▸ Requirement: Without the images, output each record below as it stands.

▸ Provided records:
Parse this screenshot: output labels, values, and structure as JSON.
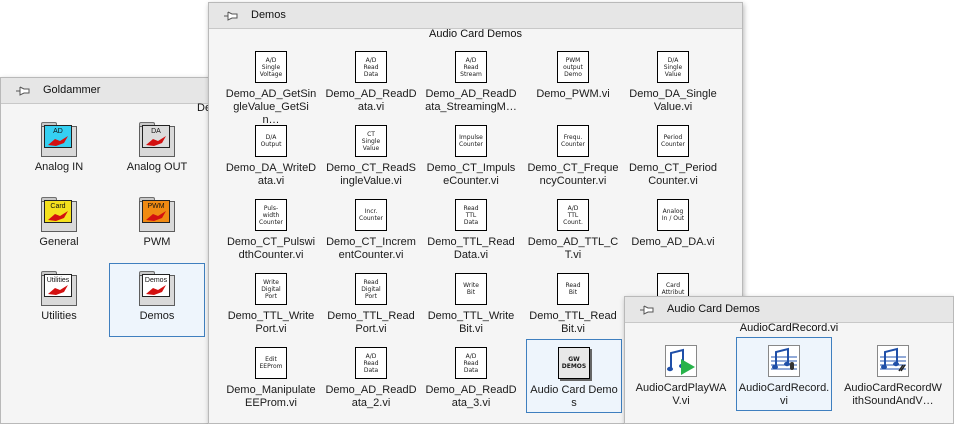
{
  "goldammer": {
    "title": "Goldammer",
    "subtitle_partial": "De",
    "items": [
      {
        "label": "Analog IN",
        "icon": "AD",
        "color": "#35d0f2"
      },
      {
        "label": "Analog OUT",
        "icon": "DA",
        "color": "#dcdcdc"
      },
      {
        "label": "General",
        "icon": "Card",
        "color": "#f5e11d"
      },
      {
        "label": "PWM",
        "icon": "PWM",
        "color": "#f08a12"
      },
      {
        "label": "Utilities",
        "icon": "Utilities",
        "color": "#ffffff"
      },
      {
        "label": "Demos",
        "icon": "Demos",
        "color": "#ffffff"
      }
    ]
  },
  "demos": {
    "title": "Demos",
    "subtitle": "Audio Card Demos",
    "items": [
      {
        "icon": "A/D\nSingle\nVoltage",
        "label": "Demo_AD_GetSingleValue_GetSin…"
      },
      {
        "icon": "A/D\nRead\nData",
        "label": "Demo_AD_ReadData.vi"
      },
      {
        "icon": "A/D\nRead\nStream",
        "label": "Demo_AD_ReadData_StreamingM…"
      },
      {
        "icon": "PWM\noutput\nDemo",
        "label": "Demo_PWM.vi"
      },
      {
        "icon": "D/A\nSingle\nValue",
        "label": "Demo_DA_SingleValue.vi"
      },
      {
        "icon": "D/A\nOutput",
        "label": "Demo_DA_WriteData.vi"
      },
      {
        "icon": "CT\nSingle\nValue",
        "label": "Demo_CT_ReadSingleValue.vi"
      },
      {
        "icon": "Impulse\nCounter",
        "label": "Demo_CT_ImpulseCounter.vi"
      },
      {
        "icon": "Frequ.\nCounter",
        "label": "Demo_CT_FrequencyCounter.vi"
      },
      {
        "icon": "Period\nCounter",
        "label": "Demo_CT_PeriodCounter.vi"
      },
      {
        "icon": "Puls-\nwidth\nCounter",
        "label": "Demo_CT_PulswidthCounter.vi"
      },
      {
        "icon": "Incr.\nCounter",
        "label": "Demo_CT_IncrementCounter.vi"
      },
      {
        "icon": "Read\nTTL\nData",
        "label": "Demo_TTL_ReadData.vi"
      },
      {
        "icon": "A/D\nTTL\nCount.",
        "label": "Demo_AD_TTL_CT.vi"
      },
      {
        "icon": "Analog\nIn / Out",
        "label": "Demo_AD_DA.vi"
      },
      {
        "icon": "Write\nDigital\nPort",
        "label": "Demo_TTL_WritePort.vi"
      },
      {
        "icon": "Read\nDigital\nPort",
        "label": "Demo_TTL_ReadPort.vi"
      },
      {
        "icon": "Write\nBit",
        "label": "Demo_TTL_WriteBit.vi"
      },
      {
        "icon": "Read\nBit",
        "label": "Demo_TTL_ReadBit.vi"
      },
      {
        "icon": "Card\nAttribut",
        "label": ""
      },
      {
        "icon": "Edit\nEEProm",
        "label": "Demo_ManipulateEEProm.vi"
      },
      {
        "icon": "A/D\nRead\nData",
        "label": "Demo_AD_ReadData_2.vi"
      },
      {
        "icon": "A/D\nRead\nData",
        "label": "Demo_AD_ReadData_3.vi"
      },
      {
        "icon": "GW\nDEMOS",
        "label": "Audio Card Demos"
      }
    ]
  },
  "audio": {
    "title": "Audio Card Demos",
    "subtitle": "AudioCardRecord.vi",
    "items": [
      {
        "label": "AudioCardPlayWAV.vi",
        "icon": "audio-play-icon"
      },
      {
        "label": "AudioCardRecord.vi",
        "icon": "audio-record-icon"
      },
      {
        "label": "AudioCardRecordWithSoundAndV…",
        "icon": "audio-record-sound-icon"
      }
    ]
  }
}
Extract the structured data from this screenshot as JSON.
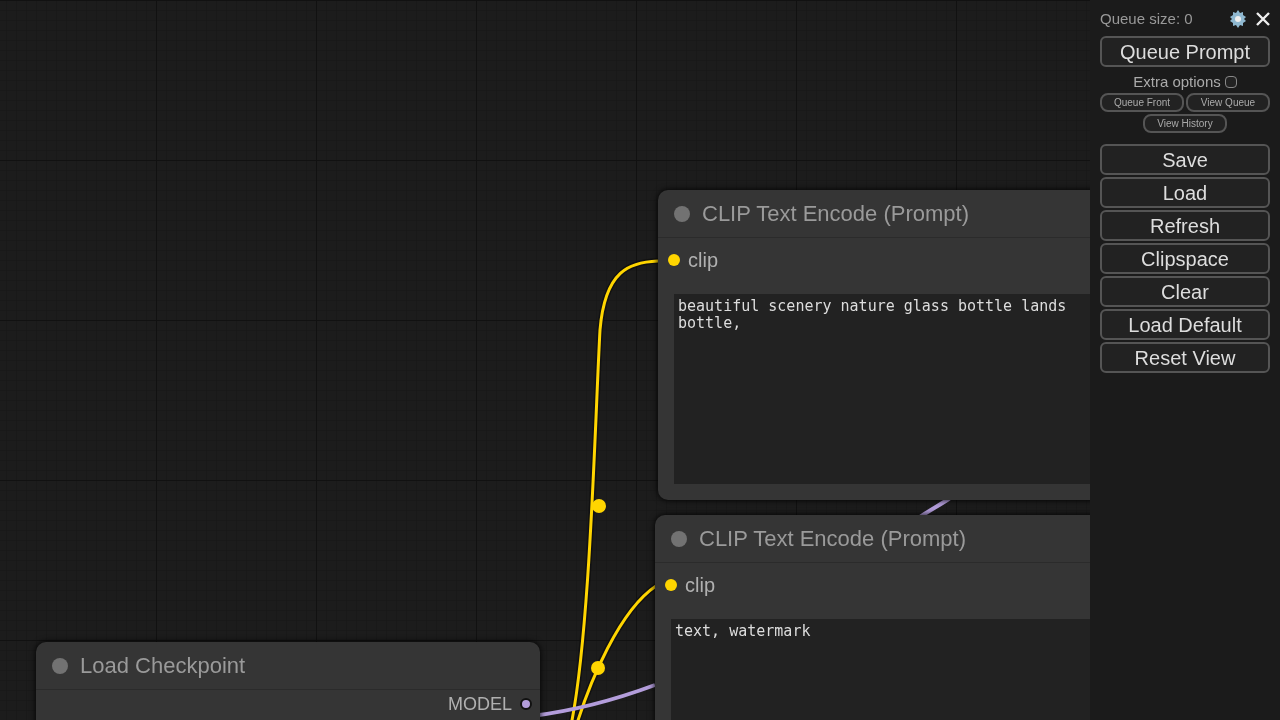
{
  "nodes": [
    {
      "title": "CLIP Text Encode (Prompt)",
      "inputs": [
        {
          "label": "clip",
          "color": "#ffd500"
        }
      ],
      "text_lines": [
        "beautiful scenery nature glass bottle lands",
        "bottle,"
      ]
    },
    {
      "title": "CLIP Text Encode (Prompt)",
      "inputs": [
        {
          "label": "clip",
          "color": "#ffd500"
        }
      ],
      "text_lines": [
        "text, watermark"
      ]
    },
    {
      "title": "Load Checkpoint",
      "outputs": [
        {
          "label": "MODEL",
          "color": "#b39ddb"
        }
      ]
    }
  ],
  "sidebar": {
    "queue_size": "Queue size: 0",
    "queue_button": "Queue Prompt",
    "extra_options": {
      "label": "Extra options",
      "checked": false
    },
    "small_buttons": [
      "Queue Front",
      "View Queue",
      "View History"
    ],
    "buttons": [
      "Save",
      "Load",
      "Refresh",
      "Clipspace",
      "Clear",
      "Load Default",
      "Reset View"
    ]
  }
}
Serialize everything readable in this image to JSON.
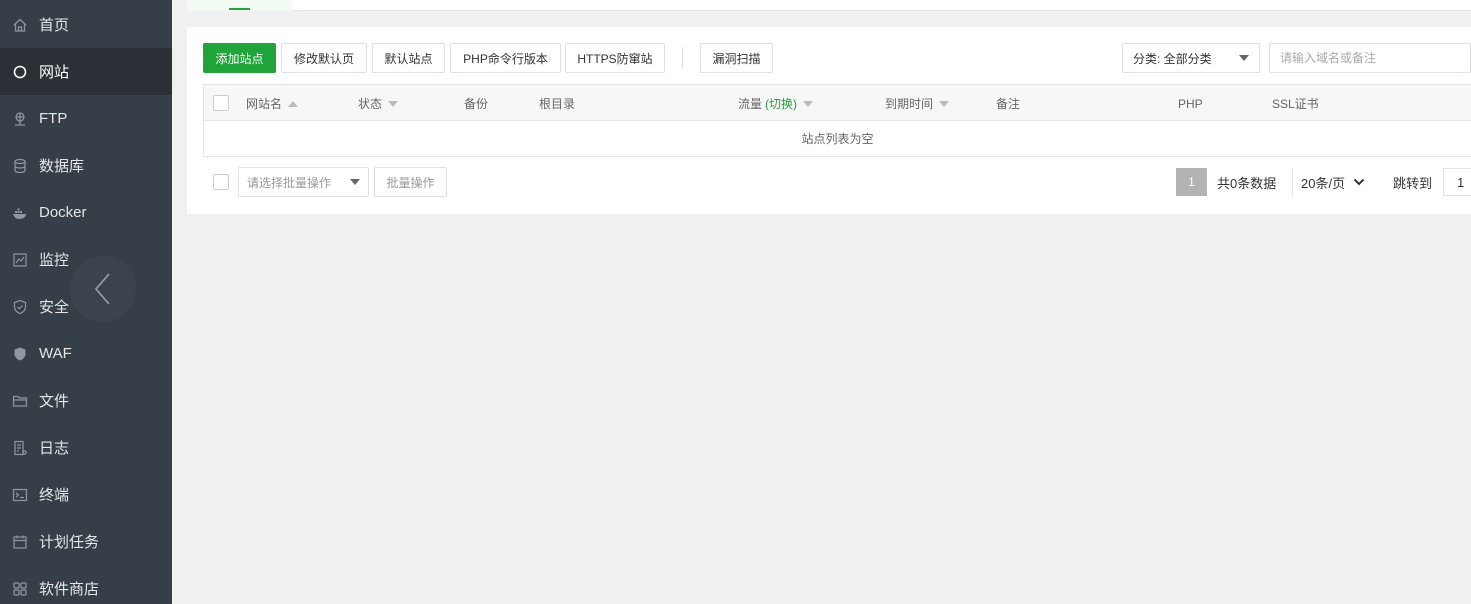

▸ Response to the task:
Parse this screenshot: output labels, values, and structure as JSON.
{
  "goldammer": {
    "title": "Goldammer",
    "subtitle_partial": "De",
    "items": [
      {
        "label": "Analog IN",
        "icon": "AD",
        "color": "#35d0f2"
      },
      {
        "label": "Analog OUT",
        "icon": "DA",
        "color": "#dcdcdc"
      },
      {
        "label": "General",
        "icon": "Card",
        "color": "#f5e11d"
      },
      {
        "label": "PWM",
        "icon": "PWM",
        "color": "#f08a12"
      },
      {
        "label": "Utilities",
        "icon": "Utilities",
        "color": "#ffffff"
      },
      {
        "label": "Demos",
        "icon": "Demos",
        "color": "#ffffff"
      }
    ]
  },
  "demos": {
    "title": "Demos",
    "subtitle": "Audio Card Demos",
    "items": [
      {
        "icon": "A/D\nSingle\nVoltage",
        "label": "Demo_AD_GetSingleValue_GetSin…"
      },
      {
        "icon": "A/D\nRead\nData",
        "label": "Demo_AD_ReadData.vi"
      },
      {
        "icon": "A/D\nRead\nStream",
        "label": "Demo_AD_ReadData_StreamingM…"
      },
      {
        "icon": "PWM\noutput\nDemo",
        "label": "Demo_PWM.vi"
      },
      {
        "icon": "D/A\nSingle\nValue",
        "label": "Demo_DA_SingleValue.vi"
      },
      {
        "icon": "D/A\nOutput",
        "label": "Demo_DA_WriteData.vi"
      },
      {
        "icon": "CT\nSingle\nValue",
        "label": "Demo_CT_ReadSingleValue.vi"
      },
      {
        "icon": "Impulse\nCounter",
        "label": "Demo_CT_ImpulseCounter.vi"
      },
      {
        "icon": "Frequ.\nCounter",
        "label": "Demo_CT_FrequencyCounter.vi"
      },
      {
        "icon": "Period\nCounter",
        "label": "Demo_CT_PeriodCounter.vi"
      },
      {
        "icon": "Puls-\nwidth\nCounter",
        "label": "Demo_CT_PulswidthCounter.vi"
      },
      {
        "icon": "Incr.\nCounter",
        "label": "Demo_CT_IncrementCounter.vi"
      },
      {
        "icon": "Read\nTTL\nData",
        "label": "Demo_TTL_ReadData.vi"
      },
      {
        "icon": "A/D\nTTL\nCount.",
        "label": "Demo_AD_TTL_CT.vi"
      },
      {
        "icon": "Analog\nIn / Out",
        "label": "Demo_AD_DA.vi"
      },
      {
        "icon": "Write\nDigital\nPort",
        "label": "Demo_TTL_WritePort.vi"
      },
      {
        "icon": "Read\nDigital\nPort",
        "label": "Demo_TTL_ReadPort.vi"
      },
      {
        "icon": "Write\nBit",
        "label": "Demo_TTL_WriteBit.vi"
      },
      {
        "icon": "Read\nBit",
        "label": "Demo_TTL_ReadBit.vi"
      },
      {
        "icon": "Card\nAttribut",
        "label": ""
      },
      {
        "icon": "Edit\nEEProm",
        "label": "Demo_ManipulateEEProm.vi"
      },
      {
        "icon": "A/D\nRead\nData",
        "label": "Demo_AD_ReadData_2.vi"
      },
      {
        "icon": "A/D\nRead\nData",
        "label": "Demo_AD_ReadData_3.vi"
      },
      {
        "icon": "GW\nDEMOS",
        "label": "Audio Card Demos"
      }
    ]
  },
  "audio": {
    "title": "Audio Card Demos",
    "subtitle": "AudioCardRecord.vi",
    "items": [
      {
        "label": "AudioCardPlayWAV.vi",
        "icon": "audio-play-icon"
      },
      {
        "label": "AudioCardRecord.vi",
        "icon": "audio-record-icon"
      },
      {
        "label": "AudioCardRecordWithSoundAndV…",
        "icon": "audio-record-sound-icon"
      }
    ]
  }
}
Extract the structured data from this screenshot as JSON.
{
  "nodes": [
    {
      "title": "CLIP Text Encode (Prompt)",
      "inputs": [
        {
          "label": "clip",
          "color": "#ffd500"
        }
      ],
      "text_lines": [
        "beautiful scenery nature glass bottle lands",
        "bottle,"
      ]
    },
    {
      "title": "CLIP Text Encode (Prompt)",
      "inputs": [
        {
          "label": "clip",
          "color": "#ffd500"
        }
      ],
      "text_lines": [
        "text, watermark"
      ]
    },
    {
      "title": "Load Checkpoint",
      "outputs": [
        {
          "label": "MODEL",
          "color": "#b39ddb"
        }
      ]
    }
  ],
  "sidebar": {
    "queue_size": "Queue size: 0",
    "queue_button": "Queue Prompt",
    "extra_options": {
      "label": "Extra options",
      "checked": false
    },
    "small_buttons": [
      "Queue Front",
      "View Queue",
      "View History"
    ],
    "buttons": [
      "Save",
      "Load",
      "Refresh",
      "Clipspace",
      "Clear",
      "Load Default",
      "Reset View"
    ]
  }
}
Serialize everything readable in this image to JSON.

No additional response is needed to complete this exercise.